++++ The data ++++
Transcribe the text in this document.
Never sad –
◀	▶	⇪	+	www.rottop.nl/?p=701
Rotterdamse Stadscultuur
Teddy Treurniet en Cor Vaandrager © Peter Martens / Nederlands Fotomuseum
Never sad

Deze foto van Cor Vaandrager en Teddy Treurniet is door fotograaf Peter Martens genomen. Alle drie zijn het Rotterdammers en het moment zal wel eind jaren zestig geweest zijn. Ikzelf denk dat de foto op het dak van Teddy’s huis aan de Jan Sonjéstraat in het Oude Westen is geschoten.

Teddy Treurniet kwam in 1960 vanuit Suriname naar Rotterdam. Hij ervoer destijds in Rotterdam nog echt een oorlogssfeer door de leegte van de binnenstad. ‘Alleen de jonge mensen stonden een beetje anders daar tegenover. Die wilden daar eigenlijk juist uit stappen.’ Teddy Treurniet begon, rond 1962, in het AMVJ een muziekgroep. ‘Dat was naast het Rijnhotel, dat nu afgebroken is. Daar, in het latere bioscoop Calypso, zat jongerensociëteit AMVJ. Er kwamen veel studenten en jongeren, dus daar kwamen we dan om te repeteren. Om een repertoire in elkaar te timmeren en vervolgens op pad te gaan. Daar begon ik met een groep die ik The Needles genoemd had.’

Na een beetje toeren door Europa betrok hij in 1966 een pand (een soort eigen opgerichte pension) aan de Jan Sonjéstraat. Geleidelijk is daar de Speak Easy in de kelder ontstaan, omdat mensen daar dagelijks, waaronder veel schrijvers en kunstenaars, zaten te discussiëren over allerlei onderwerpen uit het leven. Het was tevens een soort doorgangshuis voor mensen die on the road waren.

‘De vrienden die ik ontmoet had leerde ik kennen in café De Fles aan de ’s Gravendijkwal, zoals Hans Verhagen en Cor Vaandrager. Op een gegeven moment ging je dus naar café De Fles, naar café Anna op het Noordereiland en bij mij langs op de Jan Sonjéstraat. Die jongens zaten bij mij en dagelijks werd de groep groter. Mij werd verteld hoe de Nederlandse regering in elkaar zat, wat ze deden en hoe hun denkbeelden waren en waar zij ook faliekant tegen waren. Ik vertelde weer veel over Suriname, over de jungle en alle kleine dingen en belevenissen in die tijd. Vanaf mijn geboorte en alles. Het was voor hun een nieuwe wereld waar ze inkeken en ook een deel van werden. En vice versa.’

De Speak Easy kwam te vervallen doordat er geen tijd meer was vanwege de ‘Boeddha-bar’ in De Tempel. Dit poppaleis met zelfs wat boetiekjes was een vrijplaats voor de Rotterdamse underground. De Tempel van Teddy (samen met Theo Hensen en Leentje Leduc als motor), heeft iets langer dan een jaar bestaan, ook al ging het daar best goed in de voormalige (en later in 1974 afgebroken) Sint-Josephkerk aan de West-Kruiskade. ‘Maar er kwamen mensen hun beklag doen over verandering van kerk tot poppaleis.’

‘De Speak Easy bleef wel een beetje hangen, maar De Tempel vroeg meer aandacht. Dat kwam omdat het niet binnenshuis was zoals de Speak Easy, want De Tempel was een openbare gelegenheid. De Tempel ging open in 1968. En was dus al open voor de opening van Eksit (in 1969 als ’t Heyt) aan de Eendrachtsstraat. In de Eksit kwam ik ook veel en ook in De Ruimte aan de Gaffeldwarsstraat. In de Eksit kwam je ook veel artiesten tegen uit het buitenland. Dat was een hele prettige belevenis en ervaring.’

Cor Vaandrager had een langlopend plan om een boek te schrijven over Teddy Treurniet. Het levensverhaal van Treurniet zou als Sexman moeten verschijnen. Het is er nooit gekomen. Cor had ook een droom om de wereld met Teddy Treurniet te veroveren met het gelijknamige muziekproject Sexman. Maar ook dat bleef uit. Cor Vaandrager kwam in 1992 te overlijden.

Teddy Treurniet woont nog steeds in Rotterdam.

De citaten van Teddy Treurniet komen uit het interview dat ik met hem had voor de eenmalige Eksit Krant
++++
◆ Brief: Give every entry back unchanged. Leave none out.

◆ Answer to this task:
Transcribe the text in this document.
Never sad –
◀	▶	⇪	+	www.rottop.nl/?p=701
Rotterdamse Stadscultuur
Teddy Treurniet en Cor Vaandrager © Peter Martens / Nederlands Fotomuseum
Never sad

Deze foto van Cor Vaandrager en Teddy Treurniet is door fotograaf Peter Martens genomen. Alle drie zijn het Rotterdammers en het moment zal wel eind jaren zestig geweest zijn. Ikzelf denk dat de foto op het dak van Teddy’s huis aan de Jan Sonjéstraat in het Oude Westen is geschoten.

Teddy Treurniet kwam in 1960 vanuit Suriname naar Rotterdam. Hij ervoer destijds in Rotterdam nog echt een oorlogssfeer door de leegte van de binnenstad. ‘Alleen de jonge mensen stonden een beetje anders daar tegenover. Die wilden daar eigenlijk juist uit stappen.’ Teddy Treurniet begon, rond 1962, in het AMVJ een muziekgroep. ‘Dat was naast het Rijnhotel, dat nu afgebroken is. Daar, in het latere bioscoop Calypso, zat jongerensociëteit AMVJ. Er kwamen veel studenten en jongeren, dus daar kwamen we dan om te repeteren. Om een repertoire in elkaar te timmeren en vervolgens op pad te gaan. Daar begon ik met een groep die ik The Needles genoemd had.’

Na een beetje toeren door Europa betrok hij in 1966 een pand (een soort eigen opgerichte pension) aan de Jan Sonjéstraat. Geleidelijk is daar de Speak Easy in de kelder ontstaan, omdat mensen daar dagelijks, waaronder veel schrijvers en kunstenaars, zaten te discussiëren over allerlei onderwerpen uit het leven. Het was tevens een soort doorgangshuis voor mensen die on the road waren.

‘De vrienden die ik ontmoet had leerde ik kennen in café De Fles aan de ’s Gravendijkwal, zoals Hans Verhagen en Cor Vaandrager. Op een gegeven moment ging je dus naar café De Fles, naar café Anna op het Noordereiland en bij mij langs op de Jan Sonjéstraat. Die jongens zaten bij mij en dagelijks werd de groep groter. Mij werd verteld hoe de Nederlandse regering in elkaar zat, wat ze deden en hoe hun denkbeelden waren en waar zij ook faliekant tegen waren. Ik vertelde weer veel over Suriname, over de jungle en alle kleine dingen en belevenissen in die tijd. Vanaf mijn geboorte en alles. Het was voor hun een nieuwe wereld waar ze inkeken en ook een deel van werden. En vice versa.’

De Speak Easy kwam te vervallen doordat er geen tijd meer was vanwege de ‘Boeddha-bar’ in De Tempel. Dit poppaleis met zelfs wat boetiekjes was een vrijplaats voor de Rotterdamse underground. De Tempel van Teddy (samen met Theo Hensen en Leentje Leduc als motor), heeft iets langer dan een jaar bestaan, ook al ging het daar best goed in de voormalige (en later in 1974 afgebroken) Sint-Josephkerk aan de West-Kruiskade. ‘Maar er kwamen mensen hun beklag doen over verandering van kerk tot poppaleis.’

‘De Speak Easy bleef wel een beetje hangen, maar De Tempel vroeg meer aandacht. Dat kwam omdat het niet binnenshuis was zoals de Speak Easy, want De Tempel was een openbare gelegenheid. De Tempel ging open in 1968. En was dus al open voor de opening van Eksit (in 1969 als ’t Heyt) aan de Eendrachtsstraat. In de Eksit kwam ik ook veel en ook in De Ruimte aan de Gaffeldwarsstraat. In de Eksit kwam je ook veel artiesten tegen uit het buitenland. Dat was een hele prettige belevenis en ervaring.’

Cor Vaandrager had een langlopend plan om een boek te schrijven over Teddy Treurniet. Het levensverhaal van Treurniet zou als Sexman moeten verschijnen. Het is er nooit gekomen. Cor had ook een droom om de wereld met Teddy Treurniet te veroveren met het gelijknamige muziekproject Sexman. Maar ook dat bleef uit. Cor Vaandrager kwam in 1992 te overlijden.

Teddy Treurniet woont nog steeds in Rotterdam.

De citaten van Teddy Treurniet komen uit het interview dat ik met hem had voor de eenmalige Eksit Krant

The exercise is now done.